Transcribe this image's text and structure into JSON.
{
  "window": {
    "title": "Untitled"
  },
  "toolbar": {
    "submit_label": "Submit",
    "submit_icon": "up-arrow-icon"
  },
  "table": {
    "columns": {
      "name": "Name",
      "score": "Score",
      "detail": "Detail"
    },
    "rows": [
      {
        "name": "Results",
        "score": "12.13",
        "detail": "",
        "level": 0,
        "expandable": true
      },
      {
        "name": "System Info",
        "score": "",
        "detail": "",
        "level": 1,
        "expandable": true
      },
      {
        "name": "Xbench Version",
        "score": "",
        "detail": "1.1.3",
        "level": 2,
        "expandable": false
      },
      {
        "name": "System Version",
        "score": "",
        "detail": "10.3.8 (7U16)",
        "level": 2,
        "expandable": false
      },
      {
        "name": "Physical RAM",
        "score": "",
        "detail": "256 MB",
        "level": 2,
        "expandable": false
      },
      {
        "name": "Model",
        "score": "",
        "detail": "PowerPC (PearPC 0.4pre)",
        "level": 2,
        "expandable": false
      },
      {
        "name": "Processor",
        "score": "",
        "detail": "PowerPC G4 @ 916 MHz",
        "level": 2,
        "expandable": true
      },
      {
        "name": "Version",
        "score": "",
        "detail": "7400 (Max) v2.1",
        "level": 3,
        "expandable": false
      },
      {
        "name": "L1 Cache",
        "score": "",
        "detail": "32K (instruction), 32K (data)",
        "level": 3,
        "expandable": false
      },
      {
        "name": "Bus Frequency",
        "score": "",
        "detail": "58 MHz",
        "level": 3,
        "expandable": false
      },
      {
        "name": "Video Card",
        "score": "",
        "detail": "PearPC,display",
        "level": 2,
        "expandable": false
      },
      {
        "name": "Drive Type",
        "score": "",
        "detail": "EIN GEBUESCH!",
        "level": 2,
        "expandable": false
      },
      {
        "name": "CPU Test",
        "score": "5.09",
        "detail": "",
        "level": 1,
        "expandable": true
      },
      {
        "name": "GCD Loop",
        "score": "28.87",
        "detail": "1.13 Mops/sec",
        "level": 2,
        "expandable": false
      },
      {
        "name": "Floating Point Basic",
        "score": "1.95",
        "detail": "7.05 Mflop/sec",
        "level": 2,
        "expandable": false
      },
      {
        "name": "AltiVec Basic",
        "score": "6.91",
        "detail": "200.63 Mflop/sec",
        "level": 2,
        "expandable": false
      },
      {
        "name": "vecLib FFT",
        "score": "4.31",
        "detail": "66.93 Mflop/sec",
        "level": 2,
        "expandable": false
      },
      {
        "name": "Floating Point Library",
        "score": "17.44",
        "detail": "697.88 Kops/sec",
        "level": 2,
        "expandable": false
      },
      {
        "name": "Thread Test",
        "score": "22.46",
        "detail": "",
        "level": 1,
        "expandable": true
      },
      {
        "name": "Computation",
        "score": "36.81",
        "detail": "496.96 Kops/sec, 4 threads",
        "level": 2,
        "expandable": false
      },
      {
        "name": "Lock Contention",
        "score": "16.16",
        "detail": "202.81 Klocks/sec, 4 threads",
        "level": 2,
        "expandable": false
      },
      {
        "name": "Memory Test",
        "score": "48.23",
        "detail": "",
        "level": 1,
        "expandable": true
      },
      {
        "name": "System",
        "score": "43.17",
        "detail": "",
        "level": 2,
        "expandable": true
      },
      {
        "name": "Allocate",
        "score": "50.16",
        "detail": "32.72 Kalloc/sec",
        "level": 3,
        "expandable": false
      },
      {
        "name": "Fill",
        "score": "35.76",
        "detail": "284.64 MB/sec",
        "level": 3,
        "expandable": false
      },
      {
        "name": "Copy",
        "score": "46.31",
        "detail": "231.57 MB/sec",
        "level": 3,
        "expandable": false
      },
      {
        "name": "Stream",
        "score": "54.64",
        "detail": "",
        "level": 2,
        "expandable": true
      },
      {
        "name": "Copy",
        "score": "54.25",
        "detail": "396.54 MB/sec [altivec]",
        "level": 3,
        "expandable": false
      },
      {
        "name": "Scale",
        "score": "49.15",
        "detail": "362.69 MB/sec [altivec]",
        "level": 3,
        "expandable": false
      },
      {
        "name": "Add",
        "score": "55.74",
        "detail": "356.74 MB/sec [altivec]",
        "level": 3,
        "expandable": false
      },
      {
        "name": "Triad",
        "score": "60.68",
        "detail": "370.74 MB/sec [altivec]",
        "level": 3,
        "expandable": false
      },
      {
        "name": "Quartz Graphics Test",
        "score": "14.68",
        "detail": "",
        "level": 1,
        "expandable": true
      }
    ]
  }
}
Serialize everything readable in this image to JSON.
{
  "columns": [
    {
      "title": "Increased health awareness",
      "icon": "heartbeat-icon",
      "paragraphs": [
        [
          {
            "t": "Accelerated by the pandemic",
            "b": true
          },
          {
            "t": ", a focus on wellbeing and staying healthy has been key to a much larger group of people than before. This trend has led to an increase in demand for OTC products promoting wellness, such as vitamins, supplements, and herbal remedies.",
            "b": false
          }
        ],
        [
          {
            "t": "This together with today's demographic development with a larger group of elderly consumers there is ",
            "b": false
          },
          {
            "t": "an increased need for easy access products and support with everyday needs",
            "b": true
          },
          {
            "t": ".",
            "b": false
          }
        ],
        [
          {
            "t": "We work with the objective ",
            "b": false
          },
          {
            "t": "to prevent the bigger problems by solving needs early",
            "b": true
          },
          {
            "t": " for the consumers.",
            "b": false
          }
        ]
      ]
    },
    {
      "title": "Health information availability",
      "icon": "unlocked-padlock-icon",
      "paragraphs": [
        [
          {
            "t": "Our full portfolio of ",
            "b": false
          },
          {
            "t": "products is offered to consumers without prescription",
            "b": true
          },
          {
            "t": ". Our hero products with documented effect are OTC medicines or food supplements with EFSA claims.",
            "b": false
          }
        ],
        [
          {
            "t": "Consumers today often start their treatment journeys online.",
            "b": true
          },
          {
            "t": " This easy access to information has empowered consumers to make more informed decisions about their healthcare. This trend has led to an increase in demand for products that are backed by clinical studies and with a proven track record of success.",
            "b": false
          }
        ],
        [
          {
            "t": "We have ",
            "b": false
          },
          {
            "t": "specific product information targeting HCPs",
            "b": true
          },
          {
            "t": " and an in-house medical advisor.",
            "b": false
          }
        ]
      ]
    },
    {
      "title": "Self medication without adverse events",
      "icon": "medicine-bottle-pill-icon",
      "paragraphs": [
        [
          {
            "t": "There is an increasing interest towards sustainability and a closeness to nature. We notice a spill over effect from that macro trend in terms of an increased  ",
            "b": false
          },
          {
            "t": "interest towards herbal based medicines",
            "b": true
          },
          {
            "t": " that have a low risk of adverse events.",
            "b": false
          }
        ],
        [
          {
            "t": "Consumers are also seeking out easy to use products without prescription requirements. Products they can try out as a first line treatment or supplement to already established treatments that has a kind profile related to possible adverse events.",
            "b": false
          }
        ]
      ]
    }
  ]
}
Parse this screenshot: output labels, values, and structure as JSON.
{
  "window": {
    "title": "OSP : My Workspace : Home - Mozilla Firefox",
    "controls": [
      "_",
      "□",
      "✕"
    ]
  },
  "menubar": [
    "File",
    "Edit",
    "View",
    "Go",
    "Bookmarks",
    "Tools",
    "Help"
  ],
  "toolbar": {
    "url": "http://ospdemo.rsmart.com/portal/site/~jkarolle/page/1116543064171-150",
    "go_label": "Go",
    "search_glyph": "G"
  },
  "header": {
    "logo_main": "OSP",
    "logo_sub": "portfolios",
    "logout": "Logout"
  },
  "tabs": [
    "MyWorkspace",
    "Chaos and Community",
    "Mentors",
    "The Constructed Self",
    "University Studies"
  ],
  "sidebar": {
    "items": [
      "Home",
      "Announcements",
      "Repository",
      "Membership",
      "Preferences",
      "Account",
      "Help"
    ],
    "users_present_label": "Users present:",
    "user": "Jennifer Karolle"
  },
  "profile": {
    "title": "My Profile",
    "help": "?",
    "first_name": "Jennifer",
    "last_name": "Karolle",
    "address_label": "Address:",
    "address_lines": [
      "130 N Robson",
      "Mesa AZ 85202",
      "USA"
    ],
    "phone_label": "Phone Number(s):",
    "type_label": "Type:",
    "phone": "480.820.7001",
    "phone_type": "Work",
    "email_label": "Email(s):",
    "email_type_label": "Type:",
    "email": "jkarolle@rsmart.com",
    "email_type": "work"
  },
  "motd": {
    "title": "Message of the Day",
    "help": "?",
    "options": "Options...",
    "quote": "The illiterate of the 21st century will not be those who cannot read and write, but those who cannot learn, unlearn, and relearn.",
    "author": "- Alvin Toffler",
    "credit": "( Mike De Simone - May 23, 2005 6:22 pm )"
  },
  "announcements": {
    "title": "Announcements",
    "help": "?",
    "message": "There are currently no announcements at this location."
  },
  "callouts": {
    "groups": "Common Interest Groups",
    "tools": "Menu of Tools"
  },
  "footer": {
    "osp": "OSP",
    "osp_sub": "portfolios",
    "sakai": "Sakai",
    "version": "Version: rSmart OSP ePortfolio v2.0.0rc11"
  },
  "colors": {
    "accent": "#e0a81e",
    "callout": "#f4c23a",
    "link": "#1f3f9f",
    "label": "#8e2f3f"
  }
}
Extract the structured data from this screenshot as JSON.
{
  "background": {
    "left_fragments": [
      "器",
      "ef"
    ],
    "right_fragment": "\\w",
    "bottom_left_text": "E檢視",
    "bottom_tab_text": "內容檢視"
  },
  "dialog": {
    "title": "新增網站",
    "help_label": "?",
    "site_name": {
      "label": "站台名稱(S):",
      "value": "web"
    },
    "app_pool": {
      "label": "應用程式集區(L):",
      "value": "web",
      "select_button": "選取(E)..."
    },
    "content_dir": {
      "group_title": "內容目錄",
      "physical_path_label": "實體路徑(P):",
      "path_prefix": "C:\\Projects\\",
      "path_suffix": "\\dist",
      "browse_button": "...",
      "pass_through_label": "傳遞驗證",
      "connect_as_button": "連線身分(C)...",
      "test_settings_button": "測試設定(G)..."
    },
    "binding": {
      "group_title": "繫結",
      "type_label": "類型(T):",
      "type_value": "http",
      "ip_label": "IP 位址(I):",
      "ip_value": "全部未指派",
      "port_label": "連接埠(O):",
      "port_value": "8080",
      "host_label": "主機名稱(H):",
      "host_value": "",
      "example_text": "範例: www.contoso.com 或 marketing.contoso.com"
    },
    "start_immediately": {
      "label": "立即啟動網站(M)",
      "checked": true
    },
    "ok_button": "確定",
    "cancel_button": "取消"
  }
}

——

# WORK TO DO:
Which lines contain "effect"? Copy each of them.

# TASK SOLUTION:
            "t": ". Our hero products with documented effect are OTC medicines or food supplements with EFSA claims.",
            "t": "There is an increasing interest towards sustainability and a closeness to nature. We notice a spill over effect from that macro trend in terms of an increased  ",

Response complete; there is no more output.